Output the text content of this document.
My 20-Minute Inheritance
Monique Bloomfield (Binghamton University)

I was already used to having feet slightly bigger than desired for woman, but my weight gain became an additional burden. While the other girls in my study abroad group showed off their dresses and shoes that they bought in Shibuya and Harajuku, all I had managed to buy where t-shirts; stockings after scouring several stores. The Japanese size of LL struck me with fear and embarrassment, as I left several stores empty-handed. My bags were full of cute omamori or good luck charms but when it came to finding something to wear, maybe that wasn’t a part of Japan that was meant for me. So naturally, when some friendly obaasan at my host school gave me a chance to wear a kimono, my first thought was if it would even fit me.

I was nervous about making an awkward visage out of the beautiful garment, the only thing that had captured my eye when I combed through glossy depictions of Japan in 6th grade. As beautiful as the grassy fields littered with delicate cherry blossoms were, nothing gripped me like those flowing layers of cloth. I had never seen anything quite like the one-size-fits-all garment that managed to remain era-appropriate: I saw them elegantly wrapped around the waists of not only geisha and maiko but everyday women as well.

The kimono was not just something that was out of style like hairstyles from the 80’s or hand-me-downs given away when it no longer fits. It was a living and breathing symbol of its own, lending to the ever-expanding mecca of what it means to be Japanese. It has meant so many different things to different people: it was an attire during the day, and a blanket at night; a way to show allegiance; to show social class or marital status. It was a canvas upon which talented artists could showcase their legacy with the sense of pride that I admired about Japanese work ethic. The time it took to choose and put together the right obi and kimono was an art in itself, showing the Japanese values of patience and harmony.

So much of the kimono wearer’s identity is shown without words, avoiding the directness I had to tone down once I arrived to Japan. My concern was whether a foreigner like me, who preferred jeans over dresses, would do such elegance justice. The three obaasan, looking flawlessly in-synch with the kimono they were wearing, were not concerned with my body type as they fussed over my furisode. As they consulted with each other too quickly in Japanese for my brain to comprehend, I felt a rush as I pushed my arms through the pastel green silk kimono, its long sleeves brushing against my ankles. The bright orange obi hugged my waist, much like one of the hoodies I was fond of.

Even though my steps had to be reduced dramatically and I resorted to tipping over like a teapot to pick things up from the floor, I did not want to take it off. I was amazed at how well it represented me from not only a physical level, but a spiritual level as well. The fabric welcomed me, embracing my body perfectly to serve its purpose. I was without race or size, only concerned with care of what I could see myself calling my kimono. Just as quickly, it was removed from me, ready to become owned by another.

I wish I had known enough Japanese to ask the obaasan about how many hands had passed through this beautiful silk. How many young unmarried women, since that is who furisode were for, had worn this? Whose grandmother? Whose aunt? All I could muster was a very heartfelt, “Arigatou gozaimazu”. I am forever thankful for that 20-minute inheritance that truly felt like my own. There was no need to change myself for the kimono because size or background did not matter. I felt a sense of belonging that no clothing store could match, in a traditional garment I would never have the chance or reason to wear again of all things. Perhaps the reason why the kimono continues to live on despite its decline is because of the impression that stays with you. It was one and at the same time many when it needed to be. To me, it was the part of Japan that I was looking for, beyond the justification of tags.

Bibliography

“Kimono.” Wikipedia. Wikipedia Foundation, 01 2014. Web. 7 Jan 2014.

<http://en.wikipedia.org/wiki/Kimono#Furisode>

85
*-*-*
**Exercise:**
All of the entries above should be written out again exactly.

**Final answer:**
Output the text content of this document.
My 20-Minute Inheritance
Monique Bloomfield (Binghamton University)

I was already used to having feet slightly bigger than desired for woman, but my weight gain became an additional burden. While the other girls in my study abroad group showed off their dresses and shoes that they bought in Shibuya and Harajuku, all I had managed to buy where t-shirts; stockings after scouring several stores. The Japanese size of LL struck me with fear and embarrassment, as I left several stores empty-handed. My bags were full of cute omamori or good luck charms but when it came to finding something to wear, maybe that wasn’t a part of Japan that was meant for me. So naturally, when some friendly obaasan at my host school gave me a chance to wear a kimono, my first thought was if it would even fit me.

I was nervous about making an awkward visage out of the beautiful garment, the only thing that had captured my eye when I combed through glossy depictions of Japan in 6th grade. As beautiful as the grassy fields littered with delicate cherry blossoms were, nothing gripped me like those flowing layers of cloth. I had never seen anything quite like the one-size-fits-all garment that managed to remain era-appropriate: I saw them elegantly wrapped around the waists of not only geisha and maiko but everyday women as well.

The kimono was not just something that was out of style like hairstyles from the 80’s or hand-me-downs given away when it no longer fits. It was a living and breathing symbol of its own, lending to the ever-expanding mecca of what it means to be Japanese. It has meant so many different things to different people: it was an attire during the day, and a blanket at night; a way to show allegiance; to show social class or marital status. It was a canvas upon which talented artists could showcase their legacy with the sense of pride that I admired about Japanese work ethic. The time it took to choose and put together the right obi and kimono was an art in itself, showing the Japanese values of patience and harmony.

So much of the kimono wearer’s identity is shown without words, avoiding the directness I had to tone down once I arrived to Japan. My concern was whether a foreigner like me, who preferred jeans over dresses, would do such elegance justice. The three obaasan, looking flawlessly in-synch with the kimono they were wearing, were not concerned with my body type as they fussed over my furisode. As they consulted with each other too quickly in Japanese for my brain to comprehend, I felt a rush as I pushed my arms through the pastel green silk kimono, its long sleeves brushing against my ankles. The bright orange obi hugged my waist, much like one of the hoodies I was fond of.

Even though my steps had to be reduced dramatically and I resorted to tipping over like a teapot to pick things up from the floor, I did not want to take it off. I was amazed at how well it represented me from not only a physical level, but a spiritual level as well. The fabric welcomed me, embracing my body perfectly to serve its purpose. I was without race or size, only concerned with care of what I could see myself calling my kimono. Just as quickly, it was removed from me, ready to become owned by another.

I wish I had known enough Japanese to ask the obaasan about how many hands had passed through this beautiful silk. How many young unmarried women, since that is who furisode were for, had worn this? Whose grandmother? Whose aunt? All I could muster was a very heartfelt, “Arigatou gozaimazu”. I am forever thankful for that 20-minute inheritance that truly felt like my own. There was no need to change myself for the kimono because size or background did not matter. I felt a sense of belonging that no clothing store could match, in a traditional garment I would never have the chance or reason to wear again of all things. Perhaps the reason why the kimono continues to live on despite its decline is because of the impression that stays with you. It was one and at the same time many when it needed to be. To me, it was the part of Japan that I was looking for, beyond the justification of tags.

Bibliography

“Kimono.” Wikipedia. Wikipedia Foundation, 01 2014. Web. 7 Jan 2014.

<http://en.wikipedia.org/wiki/Kimono#Furisode>

85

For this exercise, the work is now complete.